■ Given task
Only lines holding the word "type" should be copied from the material.

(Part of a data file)
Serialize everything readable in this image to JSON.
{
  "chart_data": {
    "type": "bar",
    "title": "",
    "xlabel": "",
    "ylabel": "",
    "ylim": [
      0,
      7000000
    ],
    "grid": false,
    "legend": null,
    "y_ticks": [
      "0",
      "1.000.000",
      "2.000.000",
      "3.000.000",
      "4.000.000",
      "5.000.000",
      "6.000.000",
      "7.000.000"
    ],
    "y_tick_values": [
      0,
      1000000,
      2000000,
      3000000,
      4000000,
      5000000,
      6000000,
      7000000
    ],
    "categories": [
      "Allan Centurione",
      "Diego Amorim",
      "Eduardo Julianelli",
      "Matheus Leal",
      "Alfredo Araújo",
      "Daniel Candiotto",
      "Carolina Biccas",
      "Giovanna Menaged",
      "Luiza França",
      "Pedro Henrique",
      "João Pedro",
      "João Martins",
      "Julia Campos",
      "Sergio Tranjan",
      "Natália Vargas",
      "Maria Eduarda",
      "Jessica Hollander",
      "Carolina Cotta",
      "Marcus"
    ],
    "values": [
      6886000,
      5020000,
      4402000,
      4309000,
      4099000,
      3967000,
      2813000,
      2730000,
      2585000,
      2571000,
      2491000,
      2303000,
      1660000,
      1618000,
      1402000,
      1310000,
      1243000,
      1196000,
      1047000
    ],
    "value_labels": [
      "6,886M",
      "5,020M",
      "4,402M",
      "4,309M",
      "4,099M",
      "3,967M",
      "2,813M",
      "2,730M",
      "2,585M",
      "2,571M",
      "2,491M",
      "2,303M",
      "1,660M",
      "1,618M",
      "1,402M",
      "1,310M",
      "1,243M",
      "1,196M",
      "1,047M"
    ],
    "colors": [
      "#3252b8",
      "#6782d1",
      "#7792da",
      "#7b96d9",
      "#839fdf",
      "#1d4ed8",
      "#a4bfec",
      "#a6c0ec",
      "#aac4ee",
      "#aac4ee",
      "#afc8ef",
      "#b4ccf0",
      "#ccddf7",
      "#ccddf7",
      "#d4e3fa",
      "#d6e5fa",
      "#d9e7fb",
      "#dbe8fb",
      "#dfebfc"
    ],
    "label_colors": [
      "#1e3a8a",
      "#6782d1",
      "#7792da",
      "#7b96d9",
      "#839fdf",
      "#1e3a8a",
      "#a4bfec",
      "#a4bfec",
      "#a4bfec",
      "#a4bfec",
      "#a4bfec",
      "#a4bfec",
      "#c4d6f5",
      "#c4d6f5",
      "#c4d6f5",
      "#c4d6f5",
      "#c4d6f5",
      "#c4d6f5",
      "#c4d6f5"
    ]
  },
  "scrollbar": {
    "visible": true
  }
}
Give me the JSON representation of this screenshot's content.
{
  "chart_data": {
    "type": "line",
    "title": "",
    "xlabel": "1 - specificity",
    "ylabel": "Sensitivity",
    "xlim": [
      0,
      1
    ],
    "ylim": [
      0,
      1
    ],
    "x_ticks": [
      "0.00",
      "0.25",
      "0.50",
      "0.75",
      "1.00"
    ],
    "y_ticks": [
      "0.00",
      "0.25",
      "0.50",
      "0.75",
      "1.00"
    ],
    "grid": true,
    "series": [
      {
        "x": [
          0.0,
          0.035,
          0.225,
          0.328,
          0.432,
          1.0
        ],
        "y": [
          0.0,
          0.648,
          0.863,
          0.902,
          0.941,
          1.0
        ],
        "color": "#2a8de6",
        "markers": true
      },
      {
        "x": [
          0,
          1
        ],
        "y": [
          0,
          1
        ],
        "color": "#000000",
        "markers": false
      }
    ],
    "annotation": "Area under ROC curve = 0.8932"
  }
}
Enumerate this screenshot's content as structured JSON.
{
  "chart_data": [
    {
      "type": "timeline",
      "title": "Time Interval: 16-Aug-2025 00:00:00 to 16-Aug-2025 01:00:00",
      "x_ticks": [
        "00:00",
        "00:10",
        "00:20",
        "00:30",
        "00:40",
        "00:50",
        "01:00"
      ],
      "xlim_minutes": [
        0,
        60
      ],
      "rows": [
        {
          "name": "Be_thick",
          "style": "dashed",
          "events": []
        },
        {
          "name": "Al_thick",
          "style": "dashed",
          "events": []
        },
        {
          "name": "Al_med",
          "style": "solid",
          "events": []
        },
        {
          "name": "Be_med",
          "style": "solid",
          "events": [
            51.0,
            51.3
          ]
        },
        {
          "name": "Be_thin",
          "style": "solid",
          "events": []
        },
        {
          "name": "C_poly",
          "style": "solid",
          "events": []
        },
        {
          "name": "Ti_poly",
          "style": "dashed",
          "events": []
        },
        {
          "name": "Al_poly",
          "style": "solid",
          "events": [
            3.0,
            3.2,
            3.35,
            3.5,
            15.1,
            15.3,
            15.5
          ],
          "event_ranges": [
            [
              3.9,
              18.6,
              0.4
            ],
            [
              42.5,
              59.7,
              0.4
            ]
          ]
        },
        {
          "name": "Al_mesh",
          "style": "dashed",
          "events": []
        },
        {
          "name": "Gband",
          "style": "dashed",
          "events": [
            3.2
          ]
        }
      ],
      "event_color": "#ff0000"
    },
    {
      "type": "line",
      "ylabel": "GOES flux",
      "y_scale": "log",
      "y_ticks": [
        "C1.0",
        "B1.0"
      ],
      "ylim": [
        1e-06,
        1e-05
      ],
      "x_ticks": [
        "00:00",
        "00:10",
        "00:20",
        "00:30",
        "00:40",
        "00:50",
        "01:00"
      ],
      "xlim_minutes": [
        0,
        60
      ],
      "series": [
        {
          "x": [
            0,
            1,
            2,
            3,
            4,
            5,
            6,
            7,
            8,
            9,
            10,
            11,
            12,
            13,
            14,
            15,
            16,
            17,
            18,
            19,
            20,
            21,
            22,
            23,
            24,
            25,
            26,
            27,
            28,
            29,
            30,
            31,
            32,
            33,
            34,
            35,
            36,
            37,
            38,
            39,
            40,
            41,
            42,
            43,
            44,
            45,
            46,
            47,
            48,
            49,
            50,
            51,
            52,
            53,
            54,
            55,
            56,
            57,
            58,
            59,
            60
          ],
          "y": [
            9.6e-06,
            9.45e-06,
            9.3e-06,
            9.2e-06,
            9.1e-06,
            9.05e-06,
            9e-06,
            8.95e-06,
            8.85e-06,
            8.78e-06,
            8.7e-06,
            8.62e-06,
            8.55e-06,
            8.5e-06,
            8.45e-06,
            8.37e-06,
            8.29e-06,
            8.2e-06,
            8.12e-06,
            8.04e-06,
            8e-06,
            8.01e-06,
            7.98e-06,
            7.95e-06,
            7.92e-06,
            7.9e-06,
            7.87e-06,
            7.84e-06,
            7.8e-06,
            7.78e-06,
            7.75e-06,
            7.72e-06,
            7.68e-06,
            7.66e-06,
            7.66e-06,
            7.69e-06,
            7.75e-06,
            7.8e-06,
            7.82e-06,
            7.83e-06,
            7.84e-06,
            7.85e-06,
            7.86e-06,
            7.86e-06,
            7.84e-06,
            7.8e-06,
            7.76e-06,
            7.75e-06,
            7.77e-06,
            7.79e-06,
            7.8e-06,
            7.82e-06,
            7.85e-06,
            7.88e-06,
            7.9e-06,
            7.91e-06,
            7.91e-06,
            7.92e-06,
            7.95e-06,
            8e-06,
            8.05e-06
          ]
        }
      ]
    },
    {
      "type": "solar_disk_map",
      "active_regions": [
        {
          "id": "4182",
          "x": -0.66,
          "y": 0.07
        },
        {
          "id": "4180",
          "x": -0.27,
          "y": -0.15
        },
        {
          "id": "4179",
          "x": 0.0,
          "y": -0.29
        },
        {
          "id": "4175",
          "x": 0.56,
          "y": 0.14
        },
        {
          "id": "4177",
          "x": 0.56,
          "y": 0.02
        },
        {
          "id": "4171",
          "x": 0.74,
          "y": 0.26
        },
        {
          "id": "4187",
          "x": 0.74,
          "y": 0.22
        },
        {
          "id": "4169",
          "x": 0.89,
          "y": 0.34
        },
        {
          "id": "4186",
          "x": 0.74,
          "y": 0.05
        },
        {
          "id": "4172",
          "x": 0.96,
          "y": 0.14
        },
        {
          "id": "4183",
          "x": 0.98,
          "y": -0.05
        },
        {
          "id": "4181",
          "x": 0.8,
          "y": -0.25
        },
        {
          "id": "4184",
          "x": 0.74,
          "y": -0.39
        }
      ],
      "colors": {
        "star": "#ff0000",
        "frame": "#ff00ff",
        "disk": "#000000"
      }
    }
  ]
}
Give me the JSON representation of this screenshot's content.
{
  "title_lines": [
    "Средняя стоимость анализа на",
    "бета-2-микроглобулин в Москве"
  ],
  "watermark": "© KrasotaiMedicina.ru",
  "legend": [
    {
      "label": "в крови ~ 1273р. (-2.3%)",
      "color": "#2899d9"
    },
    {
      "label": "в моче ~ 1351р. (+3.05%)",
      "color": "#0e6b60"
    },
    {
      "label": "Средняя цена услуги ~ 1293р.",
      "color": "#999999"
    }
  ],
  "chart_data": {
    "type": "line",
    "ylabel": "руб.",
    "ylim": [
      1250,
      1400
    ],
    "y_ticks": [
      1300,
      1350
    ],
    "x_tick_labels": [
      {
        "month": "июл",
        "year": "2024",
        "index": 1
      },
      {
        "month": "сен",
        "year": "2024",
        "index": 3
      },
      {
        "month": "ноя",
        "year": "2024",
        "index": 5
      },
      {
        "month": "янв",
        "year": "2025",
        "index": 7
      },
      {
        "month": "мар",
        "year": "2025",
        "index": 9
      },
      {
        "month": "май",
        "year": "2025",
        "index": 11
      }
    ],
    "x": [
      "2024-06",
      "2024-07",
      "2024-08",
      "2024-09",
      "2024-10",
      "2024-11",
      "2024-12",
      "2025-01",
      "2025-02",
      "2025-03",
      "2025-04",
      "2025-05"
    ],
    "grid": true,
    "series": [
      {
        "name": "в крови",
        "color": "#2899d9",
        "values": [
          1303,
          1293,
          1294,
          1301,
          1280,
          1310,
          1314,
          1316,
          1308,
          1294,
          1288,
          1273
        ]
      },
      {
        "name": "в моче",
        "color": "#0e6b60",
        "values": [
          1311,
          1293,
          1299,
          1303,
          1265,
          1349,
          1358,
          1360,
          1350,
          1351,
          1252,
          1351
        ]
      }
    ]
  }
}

■ Solution to this exercise
    "type": "bar",
    "type": "line",
      "type": "timeline",
      "type": "line",
      "type": "solar_disk_map",
    "type": "line",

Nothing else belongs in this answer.